◆ OBJECTIVE ◆
Output the records exactly as they appear, with no pictures included.

[Collected data]
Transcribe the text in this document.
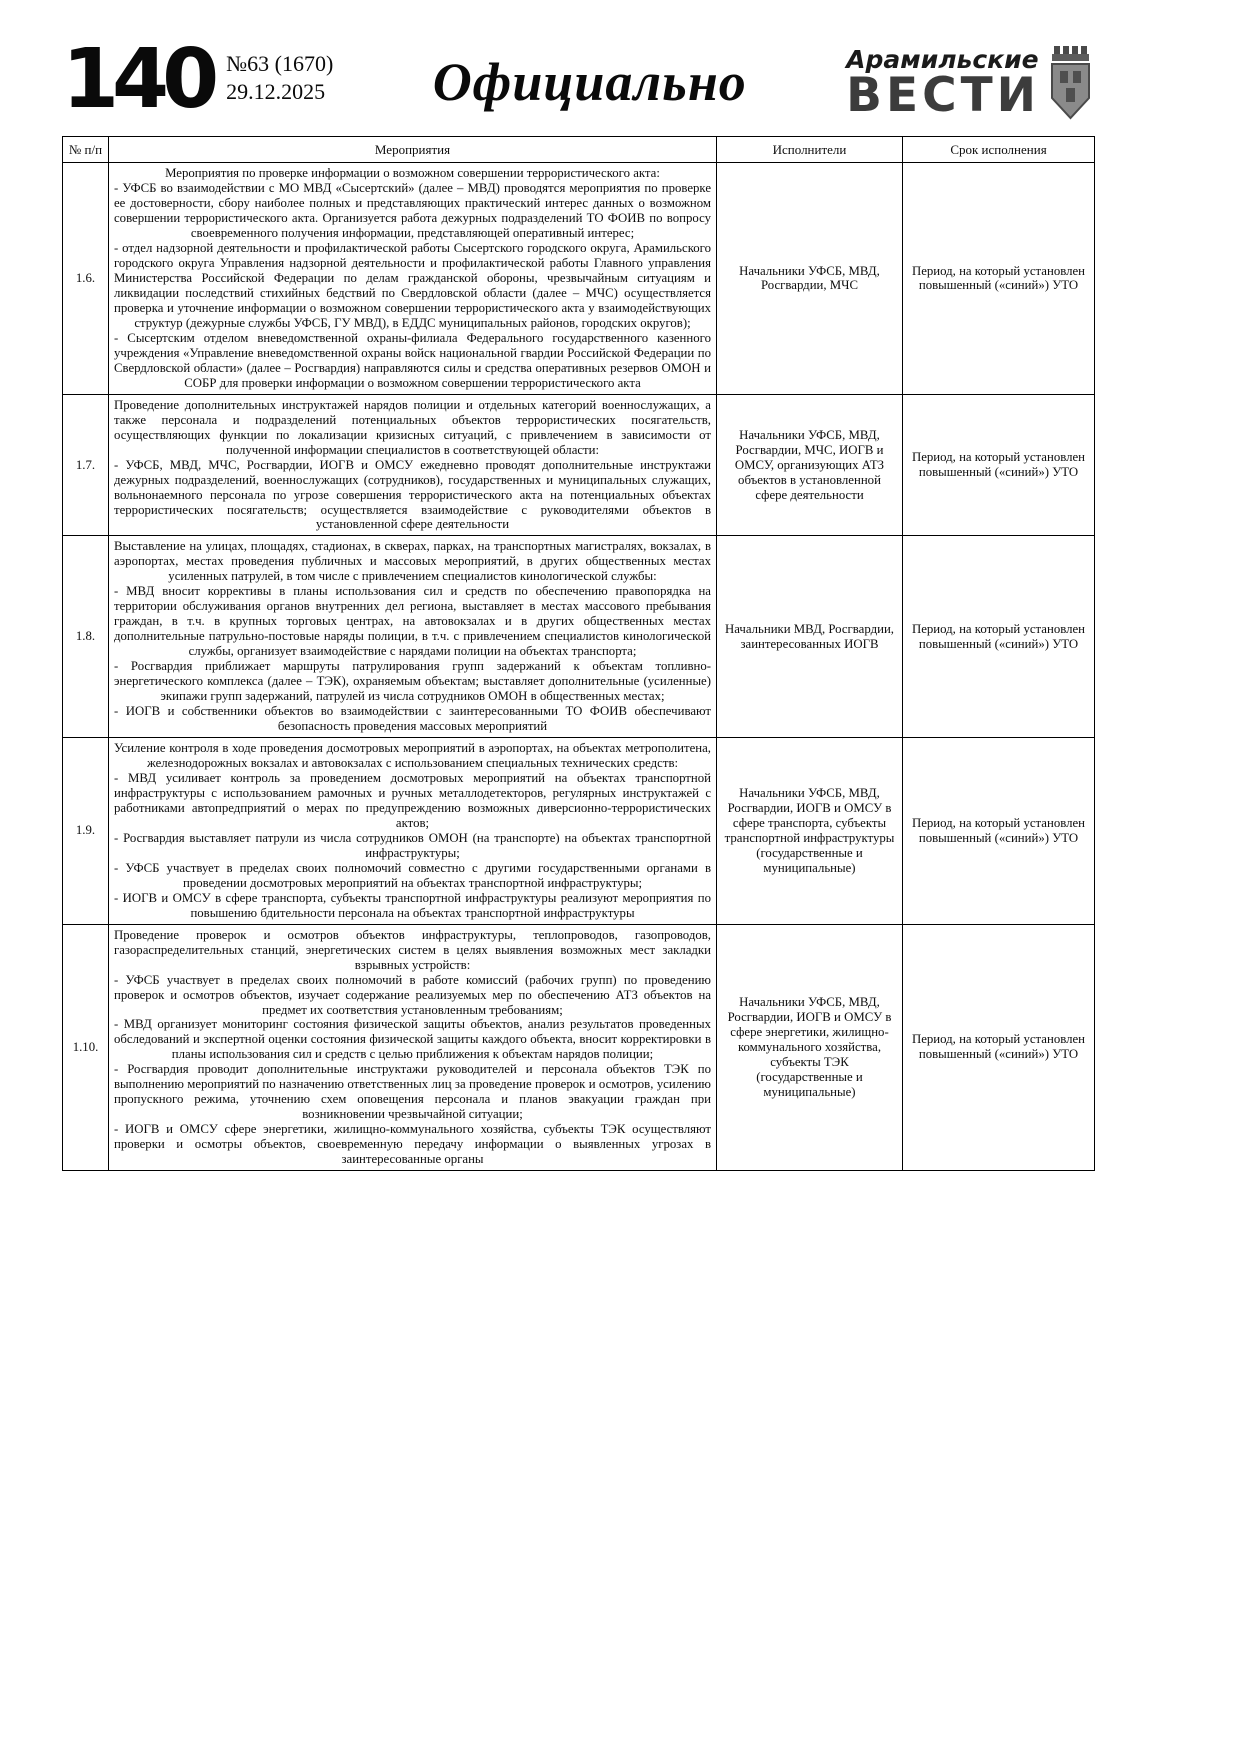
140 №63 (1670)
29.12.2025 Официально	Арамильские
ВЕСТИ
№ п/п	Мероприятия	Исполнители	Срок исполнения
1.6.	Мероприятия по проверке информации о возможном совершении террористического акта:
- УФСБ во взаимодействии с МО МВД «Сысертский» (далее – МВД) проводятся мероприятия по проверке ее достоверности, сбору наиболее полных и представляющих практический интерес данных о возможном совершении террористического акта. Организуется работа дежурных подразделений ТО ФОИВ по вопросу своевременного получения информации, представляющей оперативный интерес;
- отдел надзорной деятельности и профилактической работы Сысертского городского округа, Арамильского городского округа Управления надзорной деятельности и профилактической работы Главного управления Министерства Российской Федерации по делам гражданской обороны, чрезвычайным ситуациям и ликвидации последствий стихийных бедствий по Свердловской области (далее – МЧС) осуществляется проверка и уточнение информации о возможном совершении террористического акта у взаимодействующих структур (дежурные службы УФСБ, ГУ МВД), в ЕДДС муниципальных районов, городских округов);
- Сысертским отделом вневедомственной охраны-филиала Федерального государственного казенного учреждения «Управление вневедомственной охраны войск национальной гвардии Российской Федерации по Свердловской области» (далее – Росгвардия) направляются силы и средства оперативных резервов ОМОН и СОБР для проверки информации о возможном совершении террористического акта	Начальники УФСБ, МВД, Росгвардии, МЧС	Период, на который установлен повышенный («синий») УТО
1.7.	Проведение дополнительных инструктажей нарядов полиции и отдельных категорий военнослужащих, а также персонала и подразделений потенциальных объектов террористических посягательств, осуществляющих функции по локализации кризисных ситуаций, с привлечением в зависимости от полученной информации специалистов в соответствующей области:
- УФСБ, МВД, МЧС, Росгвардии, ИОГВ и ОМСУ ежедневно проводят дополнительные инструктажи дежурных подразделений, военнослужащих (сотрудников), государственных и муниципальных служащих, вольнонаемного персонала по угрозе совершения террористического акта на потенциальных объектах террористических посягательств; осуществляется взаимодействие с руководителями объектов в установленной сфере деятельности	Начальники УФСБ, МВД, Росгвардии, МЧС, ИОГВ и ОМСУ, организующих АТЗ объектов в установленной сфере деятельности	Период, на который установлен повышенный («синий») УТО
1.8.	Выставление на улицах, площадях, стадионах, в скверах, парках, на транспортных магистралях, вокзалах, в аэропортах, местах проведения публичных и массовых мероприятий, в других общественных местах усиленных патрулей, в том числе с привлечением специалистов кинологической службы:
- МВД вносит коррективы в планы использования сил и средств по обеспечению правопорядка на территории обслуживания органов внутренних дел региона, выставляет в местах массового пребывания граждан, в т.ч. в крупных торговых центрах, на автовокзалах и в других общественных местах дополнительные патрульно-постовые наряды полиции, в т.ч. с привлечением специалистов кинологической службы, организует взаимодействие с нарядами полиции на объектах транспорта;
- Росгвардия приближает маршруты патрулирования групп задержаний к объектам топливно-энергетического комплекса (далее – ТЭК), охраняемым объектам; выставляет дополнительные (усиленные) экипажи групп задержаний, патрулей из числа сотрудников ОМОН в общественных местах;
- ИОГВ и собственники объектов во взаимодействии с заинтересованными ТО ФОИВ обеспечивают безопасность проведения массовых мероприятий	Начальники МВД, Росгвардии, заинтересованных ИОГВ	Период, на который установлен повышенный («синий») УТО
1.9.	Усиление контроля в ходе проведения досмотровых мероприятий в аэропортах, на объектах метрополитена, железнодорожных вокзалах и автовокзалах с использованием специальных технических средств:
- МВД усиливает контроль за проведением досмотровых мероприятий на объектах транспортной инфраструктуры с использованием рамочных и ручных металлодетекторов, регулярных инструктажей с работниками автопредприятий о мерах по предупреждению возможных диверсионно-террористических актов;
- Росгвардия выставляет патрули из числа сотрудников ОМОН (на транспорте) на объектах транспортной инфраструктуры;
- УФСБ участвует в пределах своих полномочий совместно с другими государственными органами в проведении досмотровых мероприятий на объектах транспортной инфраструктуры;
- ИОГВ и ОМСУ в сфере транспорта, субъекты транспортной инфраструктуры реализуют мероприятия по повышению бдительности персонала на объектах транспортной инфраструктуры	Начальники УФСБ, МВД, Росгвардии, ИОГВ и ОМСУ в сфере транспорта, субъекты транспортной инфраструктуры (государственные и муниципальные)	Период, на который установлен повышенный («синий») УТО
1.10.	Проведение проверок и осмотров объектов инфраструктуры, теплопроводов, газопроводов, газораспределительных станций, энергетических систем в целях выявления возможных мест закладки взрывных устройств:
- УФСБ участвует в пределах своих полномочий в работе комиссий (рабочих групп) по проведению проверок и осмотров объектов, изучает содержание реализуемых мер по обеспечению АТЗ объектов на предмет их соответствия установленным требованиям;
- МВД организует мониторинг состояния физической защиты объектов, анализ результатов проведенных обследований и экспертной оценки состояния физической защиты каждого объекта, вносит корректировки в планы использования сил и средств с целью приближения к объектам нарядов полиции;
- Росгвардия проводит дополнительные инструктажи руководителей и персонала объектов ТЭК по выполнению мероприятий по назначению ответственных лиц за проведение проверок и осмотров, усилению пропускного режима, уточнению схем оповещения персонала и планов эвакуации граждан при возникновении чрезвычайной ситуации;
- ИОГВ и ОМСУ сфере энергетики, жилищно-коммунального хозяйства, субъекты ТЭК осуществляют проверки и осмотры объектов, своевременную передачу информации о выявленных угрозах в заинтересованные органы	Начальники УФСБ, МВД, Росгвардии, ИОГВ и ОМСУ в сфере энергетики, жилищно-коммунального хозяйства, субъекты ТЭК (государственные и муниципальные)	Период, на который установлен повышенный («синий») УТО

◆ THE REPLY ◆
Transcribe the text in this document.
140 №63 (1670)
29.12.2025 Официально	Арамильские
ВЕСТИ
№ п/п	Мероприятия	Исполнители	Срок исполнения
1.6.	Мероприятия по проверке информации о возможном совершении террористического акта:
- УФСБ во взаимодействии с МО МВД «Сысертский» (далее – МВД) проводятся мероприятия по проверке ее достоверности, сбору наиболее полных и представляющих практический интерес данных о возможном совершении террористического акта. Организуется работа дежурных подразделений ТО ФОИВ по вопросу своевременного получения информации, представляющей оперативный интерес;
- отдел надзорной деятельности и профилактической работы Сысертского городского округа, Арамильского городского округа Управления надзорной деятельности и профилактической работы Главного управления Министерства Российской Федерации по делам гражданской обороны, чрезвычайным ситуациям и ликвидации последствий стихийных бедствий по Свердловской области (далее – МЧС) осуществляется проверка и уточнение информации о возможном совершении террористического акта у взаимодействующих структур (дежурные службы УФСБ, ГУ МВД), в ЕДДС муниципальных районов, городских округов);
- Сысертским отделом вневедомственной охраны-филиала Федерального государственного казенного учреждения «Управление вневедомственной охраны войск национальной гвардии Российской Федерации по Свердловской области» (далее – Росгвардия) направляются силы и средства оперативных резервов ОМОН и СОБР для проверки информации о возможном совершении террористического акта	Начальники УФСБ, МВД, Росгвардии, МЧС	Период, на который установлен повышенный («синий») УТО
1.7.	Проведение дополнительных инструктажей нарядов полиции и отдельных категорий военнослужащих, а также персонала и подразделений потенциальных объектов террористических посягательств, осуществляющих функции по локализации кризисных ситуаций, с привлечением в зависимости от полученной информации специалистов в соответствующей области:
- УФСБ, МВД, МЧС, Росгвардии, ИОГВ и ОМСУ ежедневно проводят дополнительные инструктажи дежурных подразделений, военнослужащих (сотрудников), государственных и муниципальных служащих, вольнонаемного персонала по угрозе совершения террористического акта на потенциальных объектах террористических посягательств; осуществляется взаимодействие с руководителями объектов в установленной сфере деятельности	Начальники УФСБ, МВД, Росгвардии, МЧС, ИОГВ и ОМСУ, организующих АТЗ объектов в установленной сфере деятельности	Период, на который установлен повышенный («синий») УТО
1.8.	Выставление на улицах, площадях, стадионах, в скверах, парках, на транспортных магистралях, вокзалах, в аэропортах, местах проведения публичных и массовых мероприятий, в других общественных местах усиленных патрулей, в том числе с привлечением специалистов кинологической службы:
- МВД вносит коррективы в планы использования сил и средств по обеспечению правопорядка на территории обслуживания органов внутренних дел региона, выставляет в местах массового пребывания граждан, в т.ч. в крупных торговых центрах, на автовокзалах и в других общественных местах дополнительные патрульно-постовые наряды полиции, в т.ч. с привлечением специалистов кинологической службы, организует взаимодействие с нарядами полиции на объектах транспорта;
- Росгвардия приближает маршруты патрулирования групп задержаний к объектам топливно-энергетического комплекса (далее – ТЭК), охраняемым объектам; выставляет дополнительные (усиленные) экипажи групп задержаний, патрулей из числа сотрудников ОМОН в общественных местах;
- ИОГВ и собственники объектов во взаимодействии с заинтересованными ТО ФОИВ обеспечивают безопасность проведения массовых мероприятий	Начальники МВД, Росгвардии, заинтересованных ИОГВ	Период, на который установлен повышенный («синий») УТО
1.9.	Усиление контроля в ходе проведения досмотровых мероприятий в аэропортах, на объектах метрополитена, железнодорожных вокзалах и автовокзалах с использованием специальных технических средств:
- МВД усиливает контроль за проведением досмотровых мероприятий на объектах транспортной инфраструктуры с использованием рамочных и ручных металлодетекторов, регулярных инструктажей с работниками автопредприятий о мерах по предупреждению возможных диверсионно-террористических актов;
- Росгвардия выставляет патрули из числа сотрудников ОМОН (на транспорте) на объектах транспортной инфраструктуры;
- УФСБ участвует в пределах своих полномочий совместно с другими государственными органами в проведении досмотровых мероприятий на объектах транспортной инфраструктуры;
- ИОГВ и ОМСУ в сфере транспорта, субъекты транспортной инфраструктуры реализуют мероприятия по повышению бдительности персонала на объектах транспортной инфраструктуры	Начальники УФСБ, МВД, Росгвардии, ИОГВ и ОМСУ в сфере транспорта, субъекты транспортной инфраструктуры (государственные и муниципальные)	Период, на который установлен повышенный («синий») УТО
1.10.	Проведение проверок и осмотров объектов инфраструктуры, теплопроводов, газопроводов, газораспределительных станций, энергетических систем в целях выявления возможных мест закладки взрывных устройств:
- УФСБ участвует в пределах своих полномочий в работе комиссий (рабочих групп) по проведению проверок и осмотров объектов, изучает содержание реализуемых мер по обеспечению АТЗ объектов на предмет их соответствия установленным требованиям;
- МВД организует мониторинг состояния физической защиты объектов, анализ результатов проведенных обследований и экспертной оценки состояния физической защиты каждого объекта, вносит корректировки в планы использования сил и средств с целью приближения к объектам нарядов полиции;
- Росгвардия проводит дополнительные инструктажи руководителей и персонала объектов ТЭК по выполнению мероприятий по назначению ответственных лиц за проведение проверок и осмотров, усилению пропускного режима, уточнению схем оповещения персонала и планов эвакуации граждан при возникновении чрезвычайной ситуации;
- ИОГВ и ОМСУ сфере энергетики, жилищно-коммунального хозяйства, субъекты ТЭК осуществляют проверки и осмотры объектов, своевременную передачу информации о выявленных угрозах в заинтересованные органы	Начальники УФСБ, МВД, Росгвардии, ИОГВ и ОМСУ в сфере энергетики, жилищно-коммунального хозяйства, субъекты ТЭК (государственные и муниципальные)	Период, на который установлен повышенный («синий») УТО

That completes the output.